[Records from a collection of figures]

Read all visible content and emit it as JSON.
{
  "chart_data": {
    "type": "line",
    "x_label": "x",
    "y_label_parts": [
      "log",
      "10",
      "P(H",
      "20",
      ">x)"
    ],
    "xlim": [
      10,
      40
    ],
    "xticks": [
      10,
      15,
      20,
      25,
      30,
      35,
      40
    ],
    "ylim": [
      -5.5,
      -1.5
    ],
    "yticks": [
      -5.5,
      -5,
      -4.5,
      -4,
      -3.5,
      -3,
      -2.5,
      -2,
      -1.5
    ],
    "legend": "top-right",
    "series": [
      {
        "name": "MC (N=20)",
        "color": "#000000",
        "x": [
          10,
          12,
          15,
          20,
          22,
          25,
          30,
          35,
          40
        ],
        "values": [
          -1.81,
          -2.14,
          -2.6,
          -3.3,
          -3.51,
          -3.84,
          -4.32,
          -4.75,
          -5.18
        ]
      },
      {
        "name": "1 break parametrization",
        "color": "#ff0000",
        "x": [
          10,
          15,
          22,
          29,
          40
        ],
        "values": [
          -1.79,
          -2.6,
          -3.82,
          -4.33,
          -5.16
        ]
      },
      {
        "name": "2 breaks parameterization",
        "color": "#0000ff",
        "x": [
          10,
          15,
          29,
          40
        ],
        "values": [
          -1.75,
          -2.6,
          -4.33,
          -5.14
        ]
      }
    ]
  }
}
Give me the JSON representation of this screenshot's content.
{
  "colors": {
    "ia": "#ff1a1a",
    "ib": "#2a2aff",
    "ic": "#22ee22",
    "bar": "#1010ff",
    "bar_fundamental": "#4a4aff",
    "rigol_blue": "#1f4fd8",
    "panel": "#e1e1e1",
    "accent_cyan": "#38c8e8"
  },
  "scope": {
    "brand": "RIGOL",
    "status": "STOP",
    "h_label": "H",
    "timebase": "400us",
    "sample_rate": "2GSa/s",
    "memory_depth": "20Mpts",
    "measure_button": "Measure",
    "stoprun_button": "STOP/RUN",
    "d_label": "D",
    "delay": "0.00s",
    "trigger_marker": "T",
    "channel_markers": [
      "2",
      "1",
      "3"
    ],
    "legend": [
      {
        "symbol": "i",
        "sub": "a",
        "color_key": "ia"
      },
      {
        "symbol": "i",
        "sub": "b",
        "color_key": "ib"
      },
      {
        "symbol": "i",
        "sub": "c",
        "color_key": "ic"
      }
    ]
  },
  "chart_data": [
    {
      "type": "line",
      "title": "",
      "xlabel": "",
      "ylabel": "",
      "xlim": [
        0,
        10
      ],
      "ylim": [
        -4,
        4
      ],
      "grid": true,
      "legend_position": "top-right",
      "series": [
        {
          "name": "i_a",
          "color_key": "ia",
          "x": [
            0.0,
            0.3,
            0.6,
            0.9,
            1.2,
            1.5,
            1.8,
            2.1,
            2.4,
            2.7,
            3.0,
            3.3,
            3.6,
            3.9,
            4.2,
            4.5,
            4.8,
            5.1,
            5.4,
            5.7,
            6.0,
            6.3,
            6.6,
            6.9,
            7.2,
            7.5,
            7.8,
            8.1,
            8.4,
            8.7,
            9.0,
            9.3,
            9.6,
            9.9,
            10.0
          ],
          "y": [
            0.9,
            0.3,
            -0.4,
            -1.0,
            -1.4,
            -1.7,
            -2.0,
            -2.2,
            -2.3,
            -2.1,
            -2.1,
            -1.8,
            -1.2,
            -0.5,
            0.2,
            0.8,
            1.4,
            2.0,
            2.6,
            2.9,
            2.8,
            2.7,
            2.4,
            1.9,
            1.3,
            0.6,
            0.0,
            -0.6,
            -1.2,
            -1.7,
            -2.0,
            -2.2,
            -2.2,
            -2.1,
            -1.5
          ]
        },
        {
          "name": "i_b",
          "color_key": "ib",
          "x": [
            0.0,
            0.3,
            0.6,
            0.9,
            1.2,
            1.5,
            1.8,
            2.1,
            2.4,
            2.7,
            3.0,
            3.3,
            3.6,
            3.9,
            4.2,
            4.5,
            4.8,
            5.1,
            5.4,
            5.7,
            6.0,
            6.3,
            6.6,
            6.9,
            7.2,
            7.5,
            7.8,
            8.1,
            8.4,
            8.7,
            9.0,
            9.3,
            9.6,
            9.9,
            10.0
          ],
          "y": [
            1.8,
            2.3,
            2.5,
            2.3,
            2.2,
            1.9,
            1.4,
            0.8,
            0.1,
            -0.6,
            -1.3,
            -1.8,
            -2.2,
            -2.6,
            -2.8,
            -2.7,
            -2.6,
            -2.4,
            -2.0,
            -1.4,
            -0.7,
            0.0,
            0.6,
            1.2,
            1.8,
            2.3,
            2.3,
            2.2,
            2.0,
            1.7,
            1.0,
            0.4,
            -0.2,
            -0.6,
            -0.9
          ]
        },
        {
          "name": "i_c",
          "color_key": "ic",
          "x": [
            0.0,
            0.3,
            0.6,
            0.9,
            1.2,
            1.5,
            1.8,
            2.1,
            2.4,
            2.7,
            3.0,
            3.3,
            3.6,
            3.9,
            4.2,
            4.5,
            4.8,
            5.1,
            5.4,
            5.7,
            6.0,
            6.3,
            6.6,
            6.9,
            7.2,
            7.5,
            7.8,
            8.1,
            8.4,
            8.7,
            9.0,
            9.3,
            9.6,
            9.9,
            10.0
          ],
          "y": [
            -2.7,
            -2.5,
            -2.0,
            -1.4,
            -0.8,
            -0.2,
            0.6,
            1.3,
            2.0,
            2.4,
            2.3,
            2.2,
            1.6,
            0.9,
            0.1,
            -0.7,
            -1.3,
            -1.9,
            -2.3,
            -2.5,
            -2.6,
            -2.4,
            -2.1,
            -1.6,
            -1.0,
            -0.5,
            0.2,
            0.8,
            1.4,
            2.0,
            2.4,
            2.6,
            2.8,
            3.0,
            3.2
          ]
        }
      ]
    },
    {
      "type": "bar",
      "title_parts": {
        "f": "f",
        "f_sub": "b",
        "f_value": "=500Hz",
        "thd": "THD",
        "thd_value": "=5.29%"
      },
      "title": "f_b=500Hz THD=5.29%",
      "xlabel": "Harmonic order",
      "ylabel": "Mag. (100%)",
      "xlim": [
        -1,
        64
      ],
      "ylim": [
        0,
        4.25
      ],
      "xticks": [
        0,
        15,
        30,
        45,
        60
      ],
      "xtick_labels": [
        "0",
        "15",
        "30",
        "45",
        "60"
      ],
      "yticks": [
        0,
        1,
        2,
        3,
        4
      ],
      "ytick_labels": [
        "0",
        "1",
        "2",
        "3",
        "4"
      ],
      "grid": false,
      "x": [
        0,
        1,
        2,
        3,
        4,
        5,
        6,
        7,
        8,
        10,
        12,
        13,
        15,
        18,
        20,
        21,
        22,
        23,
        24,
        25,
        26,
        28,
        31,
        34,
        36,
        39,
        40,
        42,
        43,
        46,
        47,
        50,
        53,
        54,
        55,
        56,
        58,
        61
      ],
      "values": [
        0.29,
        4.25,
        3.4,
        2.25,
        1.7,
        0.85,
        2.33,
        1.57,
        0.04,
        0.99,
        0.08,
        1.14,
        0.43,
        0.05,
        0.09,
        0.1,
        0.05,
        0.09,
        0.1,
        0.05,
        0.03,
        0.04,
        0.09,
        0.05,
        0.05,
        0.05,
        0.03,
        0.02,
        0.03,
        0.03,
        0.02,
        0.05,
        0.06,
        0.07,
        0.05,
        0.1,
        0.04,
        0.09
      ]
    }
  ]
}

*Work to complete*: Reproduce the complete set of lines precisely as supplied.

*Solution to this task*:
Read all visible content and emit it as JSON.
{
  "chart_data": {
    "type": "line",
    "x_label": "x",
    "y_label_parts": [
      "log",
      "10",
      "P(H",
      "20",
      ">x)"
    ],
    "xlim": [
      10,
      40
    ],
    "xticks": [
      10,
      15,
      20,
      25,
      30,
      35,
      40
    ],
    "ylim": [
      -5.5,
      -1.5
    ],
    "yticks": [
      -5.5,
      -5,
      -4.5,
      -4,
      -3.5,
      -3,
      -2.5,
      -2,
      -1.5
    ],
    "legend": "top-right",
    "series": [
      {
        "name": "MC (N=20)",
        "color": "#000000",
        "x": [
          10,
          12,
          15,
          20,
          22,
          25,
          30,
          35,
          40
        ],
        "values": [
          -1.81,
          -2.14,
          -2.6,
          -3.3,
          -3.51,
          -3.84,
          -4.32,
          -4.75,
          -5.18
        ]
      },
      {
        "name": "1 break parametrization",
        "color": "#ff0000",
        "x": [
          10,
          15,
          22,
          29,
          40
        ],
        "values": [
          -1.79,
          -2.6,
          -3.82,
          -4.33,
          -5.16
        ]
      },
      {
        "name": "2 breaks parameterization",
        "color": "#0000ff",
        "x": [
          10,
          15,
          29,
          40
        ],
        "values": [
          -1.75,
          -2.6,
          -4.33,
          -5.14
        ]
      }
    ]
  }
}
Give me the JSON representation of this screenshot's content.
{
  "colors": {
    "ia": "#ff1a1a",
    "ib": "#2a2aff",
    "ic": "#22ee22",
    "bar": "#1010ff",
    "bar_fundamental": "#4a4aff",
    "rigol_blue": "#1f4fd8",
    "panel": "#e1e1e1",
    "accent_cyan": "#38c8e8"
  },
  "scope": {
    "brand": "RIGOL",
    "status": "STOP",
    "h_label": "H",
    "timebase": "400us",
    "sample_rate": "2GSa/s",
    "memory_depth": "20Mpts",
    "measure_button": "Measure",
    "stoprun_button": "STOP/RUN",
    "d_label": "D",
    "delay": "0.00s",
    "trigger_marker": "T",
    "channel_markers": [
      "2",
      "1",
      "3"
    ],
    "legend": [
      {
        "symbol": "i",
        "sub": "a",
        "color_key": "ia"
      },
      {
        "symbol": "i",
        "sub": "b",
        "color_key": "ib"
      },
      {
        "symbol": "i",
        "sub": "c",
        "color_key": "ic"
      }
    ]
  },
  "chart_data": [
    {
      "type": "line",
      "title": "",
      "xlabel": "",
      "ylabel": "",
      "xlim": [
        0,
        10
      ],
      "ylim": [
        -4,
        4
      ],
      "grid": true,
      "legend_position": "top-right",
      "series": [
        {
          "name": "i_a",
          "color_key": "ia",
          "x": [
            0.0,
            0.3,
            0.6,
            0.9,
            1.2,
            1.5,
            1.8,
            2.1,
            2.4,
            2.7,
            3.0,
            3.3,
            3.6,
            3.9,
            4.2,
            4.5,
            4.8,
            5.1,
            5.4,
            5.7,
            6.0,
            6.3,
            6.6,
            6.9,
            7.2,
            7.5,
            7.8,
            8.1,
            8.4,
            8.7,
            9.0,
            9.3,
            9.6,
            9.9,
            10.0
          ],
          "y": [
            0.9,
            0.3,
            -0.4,
            -1.0,
            -1.4,
            -1.7,
            -2.0,
            -2.2,
            -2.3,
            -2.1,
            -2.1,
            -1.8,
            -1.2,
            -0.5,
            0.2,
            0.8,
            1.4,
            2.0,
            2.6,
            2.9,
            2.8,
            2.7,
            2.4,
            1.9,
            1.3,
            0.6,
            0.0,
            -0.6,
            -1.2,
            -1.7,
            -2.0,
            -2.2,
            -2.2,
            -2.1,
            -1.5
          ]
        },
        {
          "name": "i_b",
          "color_key": "ib",
          "x": [
            0.0,
            0.3,
            0.6,
            0.9,
            1.2,
            1.5,
            1.8,
            2.1,
            2.4,
            2.7,
            3.0,
            3.3,
            3.6,
            3.9,
            4.2,
            4.5,
            4.8,
            5.1,
            5.4,
            5.7,
            6.0,
            6.3,
            6.6,
            6.9,
            7.2,
            7.5,
            7.8,
            8.1,
            8.4,
            8.7,
            9.0,
            9.3,
            9.6,
            9.9,
            10.0
          ],
          "y": [
            1.8,
            2.3,
            2.5,
            2.3,
            2.2,
            1.9,
            1.4,
            0.8,
            0.1,
            -0.6,
            -1.3,
            -1.8,
            -2.2,
            -2.6,
            -2.8,
            -2.7,
            -2.6,
            -2.4,
            -2.0,
            -1.4,
            -0.7,
            0.0,
            0.6,
            1.2,
            1.8,
            2.3,
            2.3,
            2.2,
            2.0,
            1.7,
            1.0,
            0.4,
            -0.2,
            -0.6,
            -0.9
          ]
        },
        {
          "name": "i_c",
          "color_key": "ic",
          "x": [
            0.0,
            0.3,
            0.6,
            0.9,
            1.2,
            1.5,
            1.8,
            2.1,
            2.4,
            2.7,
            3.0,
            3.3,
            3.6,
            3.9,
            4.2,
            4.5,
            4.8,
            5.1,
            5.4,
            5.7,
            6.0,
            6.3,
            6.6,
            6.9,
            7.2,
            7.5,
            7.8,
            8.1,
            8.4,
            8.7,
            9.0,
            9.3,
            9.6,
            9.9,
            10.0
          ],
          "y": [
            -2.7,
            -2.5,
            -2.0,
            -1.4,
            -0.8,
            -0.2,
            0.6,
            1.3,
            2.0,
            2.4,
            2.3,
            2.2,
            1.6,
            0.9,
            0.1,
            -0.7,
            -1.3,
            -1.9,
            -2.3,
            -2.5,
            -2.6,
            -2.4,
            -2.1,
            -1.6,
            -1.0,
            -0.5,
            0.2,
            0.8,
            1.4,
            2.0,
            2.4,
            2.6,
            2.8,
            3.0,
            3.2
          ]
        }
      ]
    },
    {
      "type": "bar",
      "title_parts": {
        "f": "f",
        "f_sub": "b",
        "f_value": "=500Hz",
        "thd": "THD",
        "thd_value": "=5.29%"
      },
      "title": "f_b=500Hz THD=5.29%",
      "xlabel": "Harmonic order",
      "ylabel": "Mag. (100%)",
      "xlim": [
        -1,
        64
      ],
      "ylim": [
        0,
        4.25
      ],
      "xticks": [
        0,
        15,
        30,
        45,
        60
      ],
      "xtick_labels": [
        "0",
        "15",
        "30",
        "45",
        "60"
      ],
      "yticks": [
        0,
        1,
        2,
        3,
        4
      ],
      "ytick_labels": [
        "0",
        "1",
        "2",
        "3",
        "4"
      ],
      "grid": false,
      "x": [
        0,
        1,
        2,
        3,
        4,
        5,
        6,
        7,
        8,
        10,
        12,
        13,
        15,
        18,
        20,
        21,
        22,
        23,
        24,
        25,
        26,
        28,
        31,
        34,
        36,
        39,
        40,
        42,
        43,
        46,
        47,
        50,
        53,
        54,
        55,
        56,
        58,
        61
      ],
      "values": [
        0.29,
        4.25,
        3.4,
        2.25,
        1.7,
        0.85,
        2.33,
        1.57,
        0.04,
        0.99,
        0.08,
        1.14,
        0.43,
        0.05,
        0.09,
        0.1,
        0.05,
        0.09,
        0.1,
        0.05,
        0.03,
        0.04,
        0.09,
        0.05,
        0.05,
        0.05,
        0.03,
        0.02,
        0.03,
        0.03,
        0.02,
        0.05,
        0.06,
        0.07,
        0.05,
        0.1,
        0.04,
        0.09
      ]
    }
  ]
}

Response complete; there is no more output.